**SHORT PROBLEM**
Look through the records below and give the number of lines holding the string "ylabel", nothing more.

--- BEGIN DATASET EXCERPTS ---

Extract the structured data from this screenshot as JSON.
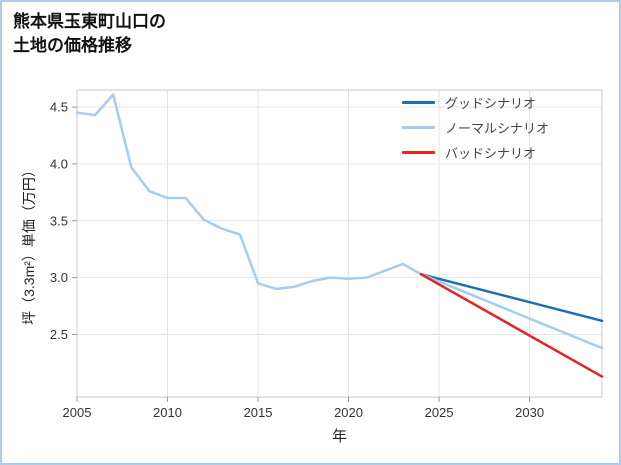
{
  "header": {
    "title_line1": "熊本県玉東町山口の",
    "title_line2": "土地の価格推移"
  },
  "chart_data": {
    "type": "line",
    "title": "熊本県玉東町山口の土地の価格推移",
    "xlabel": "年",
    "ylabel": "坪（3.3m²）単価（万円）",
    "xlim": [
      2005,
      2034
    ],
    "ylim": [
      1.95,
      4.65
    ],
    "x_ticks": [
      2005,
      2010,
      2015,
      2020,
      2025,
      2030
    ],
    "y_ticks": [
      2.5,
      3.0,
      3.5,
      4.0,
      4.5
    ],
    "grid": true,
    "legend_position": "top-right",
    "history": {
      "color": "#a5cdf0",
      "x": [
        2005,
        2006,
        2007,
        2008,
        2009,
        2010,
        2011,
        2012,
        2013,
        2014,
        2015,
        2016,
        2017,
        2018,
        2019,
        2020,
        2021,
        2022,
        2023,
        2024
      ],
      "values": [
        4.45,
        4.43,
        4.61,
        3.97,
        3.76,
        3.7,
        3.7,
        3.51,
        3.43,
        3.38,
        2.95,
        2.9,
        2.92,
        2.97,
        3.0,
        2.99,
        3.0,
        3.06,
        3.12,
        3.03
      ]
    },
    "series": [
      {
        "name": "グッドシナリオ",
        "color": "#1b6db5",
        "x": [
          2024,
          2034
        ],
        "values": [
          3.03,
          2.62
        ]
      },
      {
        "name": "ノーマルシナリオ",
        "color": "#a5cdf0",
        "x": [
          2024,
          2034
        ],
        "values": [
          3.03,
          2.38
        ]
      },
      {
        "name": "バッドシナリオ",
        "color": "#e62222",
        "x": [
          2024,
          2034
        ],
        "values": [
          3.03,
          2.13
        ]
      }
    ],
    "page_border_color": "#aecde8"
  }
}
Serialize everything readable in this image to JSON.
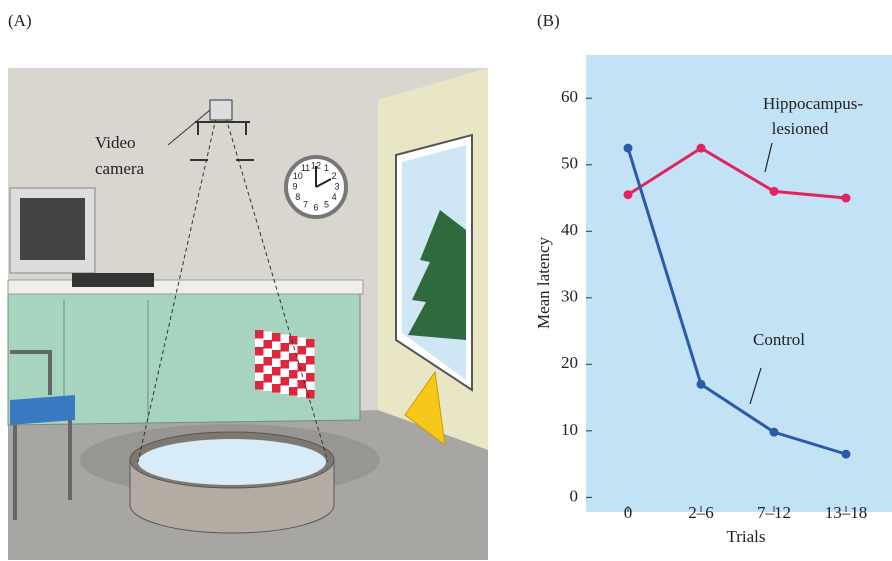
{
  "panels": {
    "a": "(A)",
    "b": "(B)"
  },
  "illustration": {
    "camera_label": [
      "Video",
      "camera"
    ],
    "clock_numbers": [
      "12",
      "1",
      "2",
      "3",
      "4",
      "5",
      "6",
      "7",
      "8",
      "9",
      "10",
      "11"
    ]
  },
  "chart_data": {
    "type": "line",
    "ylabel": "Mean latency",
    "xlabel": "Trials",
    "categories": [
      "0",
      "2–6",
      "7–12",
      "13–18"
    ],
    "series": [
      {
        "name": [
          "Hippocampus-",
          "lesioned"
        ],
        "color": "#e2245c",
        "values": [
          45.5,
          52.5,
          46,
          45
        ]
      },
      {
        "name": [
          "Control"
        ],
        "color": "#2a5ba8",
        "values": [
          52.5,
          17,
          9.8,
          6.5
        ]
      }
    ],
    "ylim": [
      -2.2,
      66.5
    ],
    "yticks": [
      0,
      10,
      20,
      30,
      40,
      50,
      60
    ],
    "background": "#c4e2f6"
  }
}
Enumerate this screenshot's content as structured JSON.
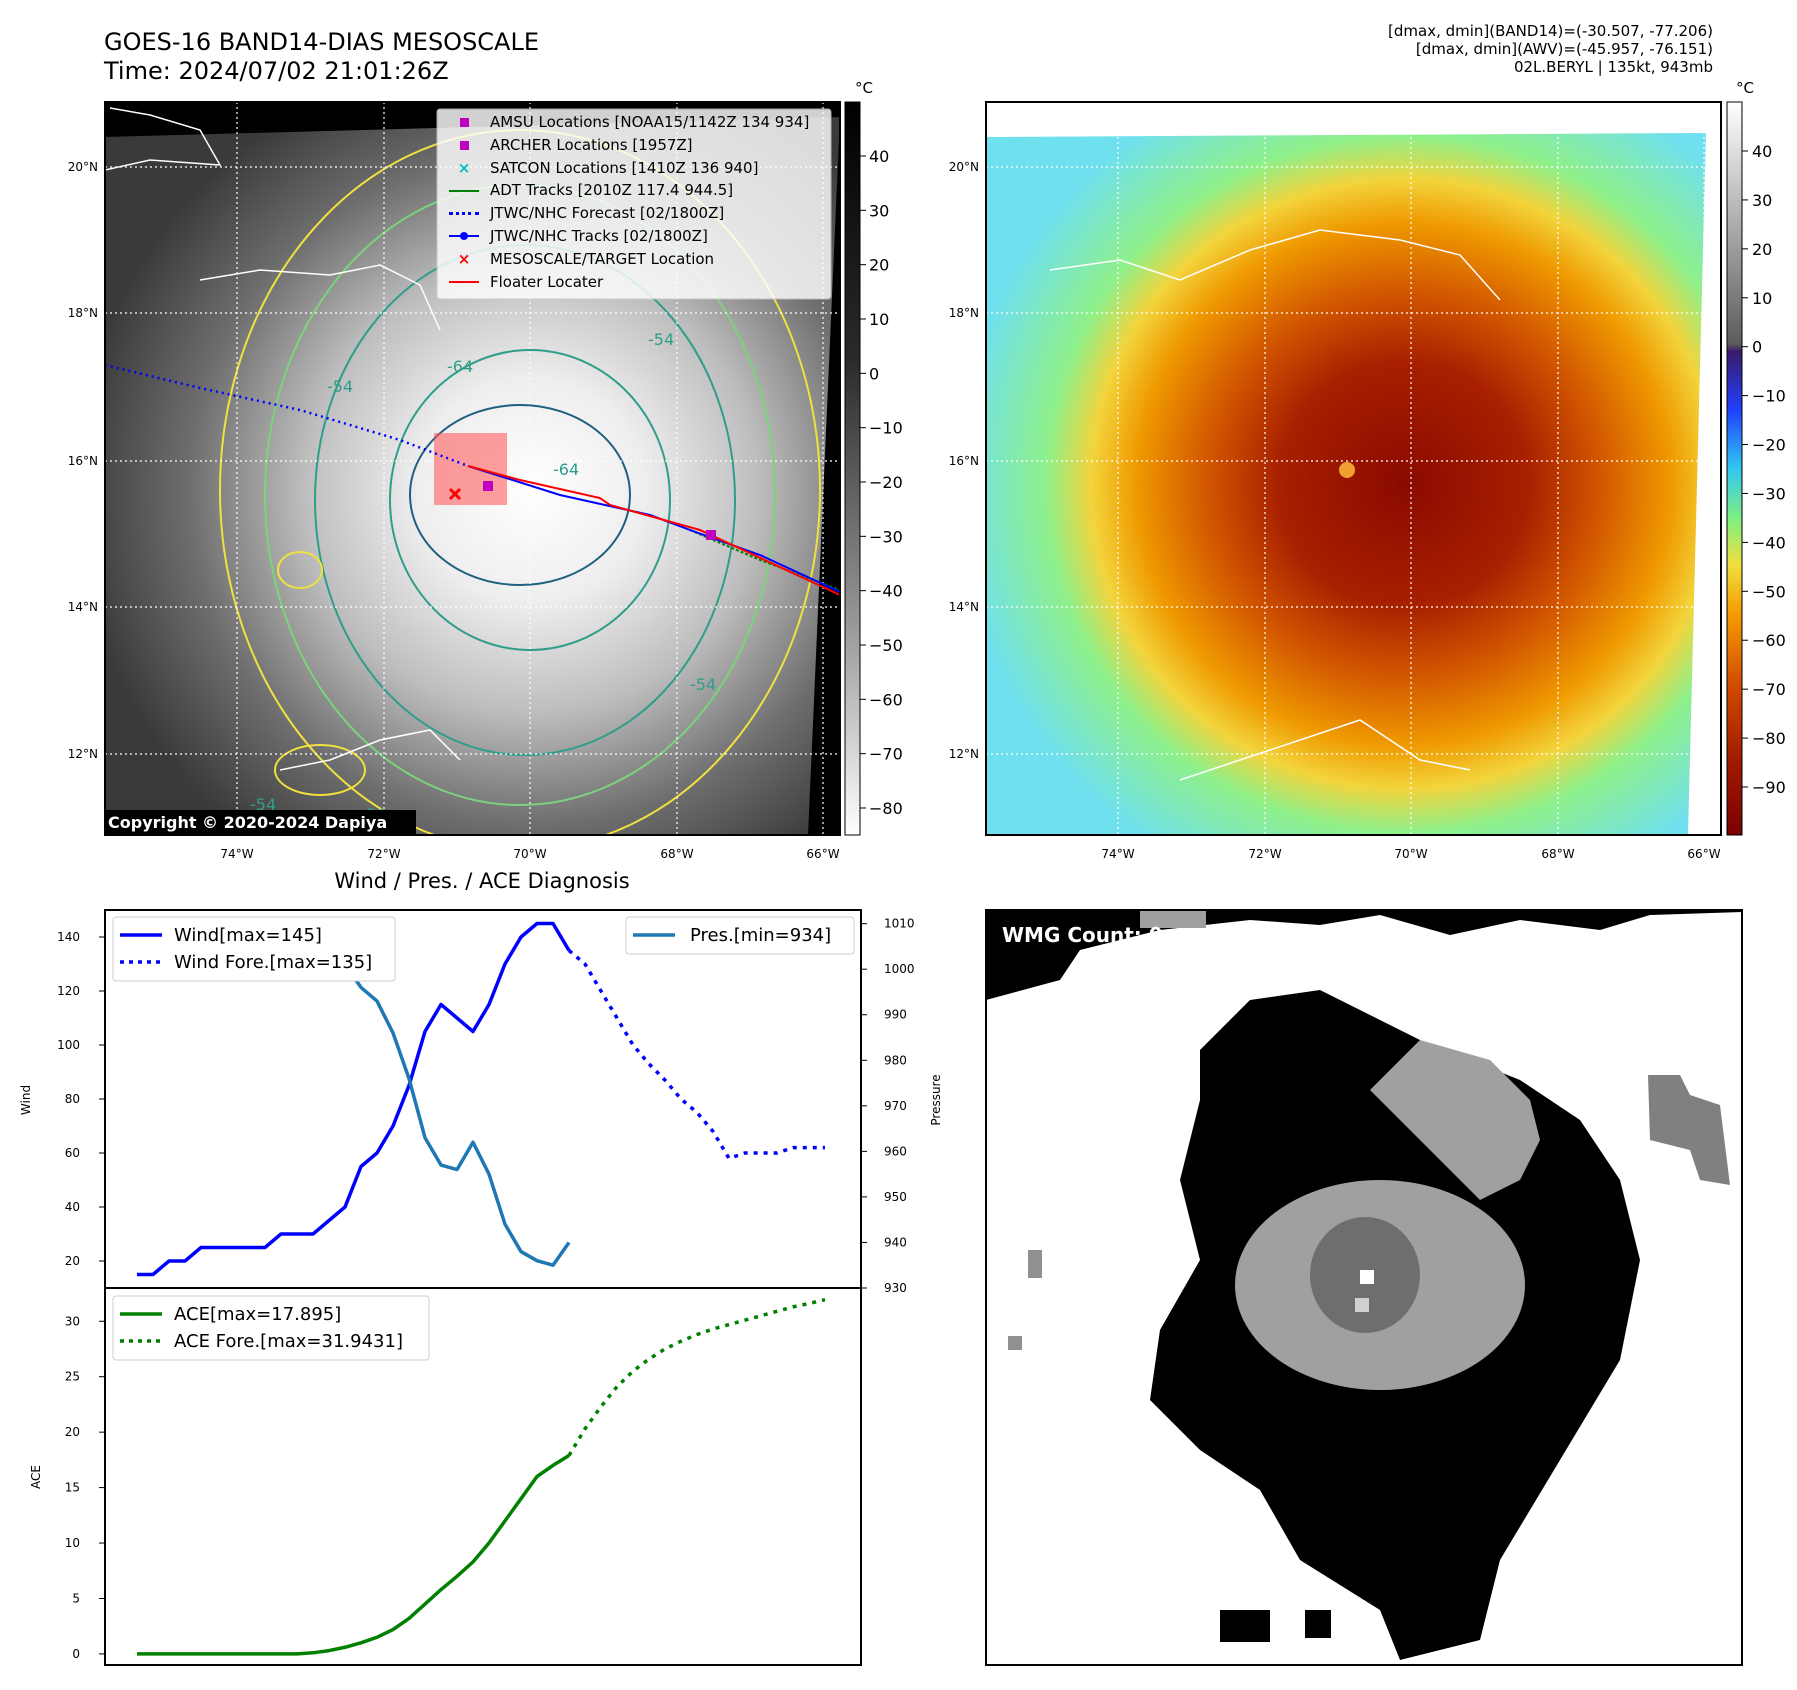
{
  "header": {
    "title_line1": "GOES-16 BAND14-DIAS MESOSCALE",
    "title_line2": "Time: 2024/07/02 21:01:26Z",
    "info_line1": "[dmax, dmin](BAND14)=(-30.507, -77.206)",
    "info_line2": "[dmax, dmin](AWV)=(-45.957, -76.151)",
    "info_line3": "02L.BERYL | 135kt, 943mb"
  },
  "map": {
    "lat_labels": [
      "20°N",
      "18°N",
      "16°N",
      "14°N",
      "12°N"
    ],
    "lon_labels": [
      "74°W",
      "72°W",
      "70°W",
      "68°W",
      "66°W"
    ],
    "copyright": "Copyright © 2020-2024 Dapiya",
    "contour_labels": [
      "-64",
      "-64",
      "-54",
      "-54",
      "-54",
      "-54",
      "-54"
    ],
    "legend": [
      {
        "label": "AMSU Locations [NOAA15/1142Z 134 934]",
        "marker": "square",
        "color": "#c000c0"
      },
      {
        "label": "ARCHER Locations [1957Z]",
        "marker": "square",
        "color": "#c000c0"
      },
      {
        "label": "SATCON Locations [1410Z 136 940]",
        "marker": "x",
        "color": "#00bfbf"
      },
      {
        "label": "ADT Tracks [2010Z 117.4 944.5]",
        "marker": "line",
        "color": "#008000"
      },
      {
        "label": "JTWC/NHC Forecast [02/1800Z]",
        "marker": "dotted",
        "color": "#0000ff"
      },
      {
        "label": "JTWC/NHC Tracks [02/1800Z]",
        "marker": "line-dot",
        "color": "#0000ff"
      },
      {
        "label": "MESOSCALE/TARGET Location",
        "marker": "x",
        "color": "#ff0000"
      },
      {
        "label": "Floater Locater",
        "marker": "line",
        "color": "#ff0000"
      }
    ],
    "gray_colorbar": {
      "unit": "°C",
      "ticks": [
        "40",
        "30",
        "20",
        "10",
        "0",
        "−10",
        "−20",
        "−30",
        "−40",
        "−50",
        "−60",
        "−70",
        "−80"
      ]
    },
    "color_colorbar": {
      "unit": "°C",
      "ticks": [
        "40",
        "30",
        "20",
        "10",
        "0",
        "−10",
        "−20",
        "−30",
        "−40",
        "−50",
        "−60",
        "−70",
        "−80",
        "−90"
      ]
    }
  },
  "wmg": {
    "label": "WMG Count: 0"
  },
  "colors": {
    "wind": "#0000ff",
    "pressure": "#1f77b4",
    "ace": "#008000",
    "target": "#ff0000",
    "amsu": "#c000c0"
  },
  "chart_data": [
    {
      "type": "line",
      "title": "Wind / Pres. / ACE Diagnosis",
      "ylabel": "Wind",
      "y2label": "Pressure",
      "ylim": [
        10,
        150
      ],
      "y2lim": [
        930,
        1013
      ],
      "yticks": [
        20,
        40,
        60,
        80,
        100,
        120,
        140
      ],
      "y2ticks": [
        930,
        940,
        950,
        960,
        970,
        980,
        990,
        1000,
        1010
      ],
      "series": [
        {
          "name": "Wind[max=145]",
          "axis": "left",
          "style": "solid",
          "x": [
            0,
            1,
            2,
            3,
            4,
            5,
            6,
            7,
            8,
            9,
            10,
            11,
            12,
            13,
            14,
            15,
            16,
            17,
            18,
            19,
            20,
            21,
            22,
            23,
            24,
            25,
            26,
            27
          ],
          "values": [
            15,
            15,
            20,
            20,
            25,
            25,
            25,
            25,
            25,
            30,
            30,
            30,
            35,
            40,
            55,
            60,
            70,
            85,
            105,
            115,
            110,
            105,
            115,
            130,
            140,
            145,
            145,
            135
          ]
        },
        {
          "name": "Wind Fore.[max=135]",
          "axis": "left",
          "style": "dotted",
          "x": [
            27,
            28,
            29,
            30,
            31,
            32,
            33,
            34,
            35,
            36,
            37,
            38,
            39,
            40,
            41,
            42,
            43
          ],
          "values": [
            135,
            130,
            120,
            110,
            100,
            93,
            87,
            80,
            75,
            68,
            58,
            60,
            60,
            60,
            62,
            62,
            62
          ]
        },
        {
          "name": "Pres.[min=934]",
          "axis": "right",
          "style": "solid",
          "x": [
            0,
            1,
            2,
            3,
            4,
            5,
            6,
            7,
            8,
            9,
            10,
            11,
            12,
            13,
            14,
            15,
            16,
            17,
            18,
            19,
            20,
            21,
            22,
            23,
            24,
            25,
            26,
            27
          ],
          "values": [
            1011,
            1011,
            1011,
            1010,
            1010,
            1009,
            1008,
            1008,
            1007,
            1007,
            1006,
            1006,
            1005,
            1001,
            996,
            993,
            986,
            976,
            963,
            957,
            956,
            962,
            955,
            944,
            938,
            936,
            935,
            940
          ]
        }
      ]
    },
    {
      "type": "line",
      "ylabel": "ACE",
      "ylim": [
        -1,
        33
      ],
      "yticks": [
        0,
        5,
        10,
        15,
        20,
        25,
        30
      ],
      "series": [
        {
          "name": "ACE[max=17.895]",
          "style": "solid",
          "x": [
            0,
            1,
            2,
            3,
            4,
            5,
            6,
            7,
            8,
            9,
            10,
            11,
            12,
            13,
            14,
            15,
            16,
            17,
            18,
            19,
            20,
            21,
            22,
            23,
            24,
            25,
            26,
            27
          ],
          "values": [
            0,
            0,
            0,
            0,
            0,
            0,
            0,
            0,
            0,
            0,
            0,
            0.1,
            0.3,
            0.6,
            1.0,
            1.5,
            2.2,
            3.2,
            4.5,
            5.8,
            7.0,
            8.3,
            10,
            12,
            14,
            16,
            17,
            17.895
          ]
        },
        {
          "name": "ACE Fore.[max=31.9431]",
          "style": "dotted",
          "x": [
            27,
            28,
            29,
            30,
            31,
            32,
            33,
            34,
            35,
            36,
            37,
            38,
            39,
            40,
            41,
            42,
            43
          ],
          "values": [
            17.895,
            20.3,
            22.3,
            24.1,
            25.5,
            26.6,
            27.5,
            28.2,
            28.8,
            29.3,
            29.7,
            30.1,
            30.5,
            30.9,
            31.3,
            31.6,
            31.9431
          ]
        }
      ]
    }
  ]
}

--- END DATASET EXCERPTS ---

**TASK SOLUTION**
4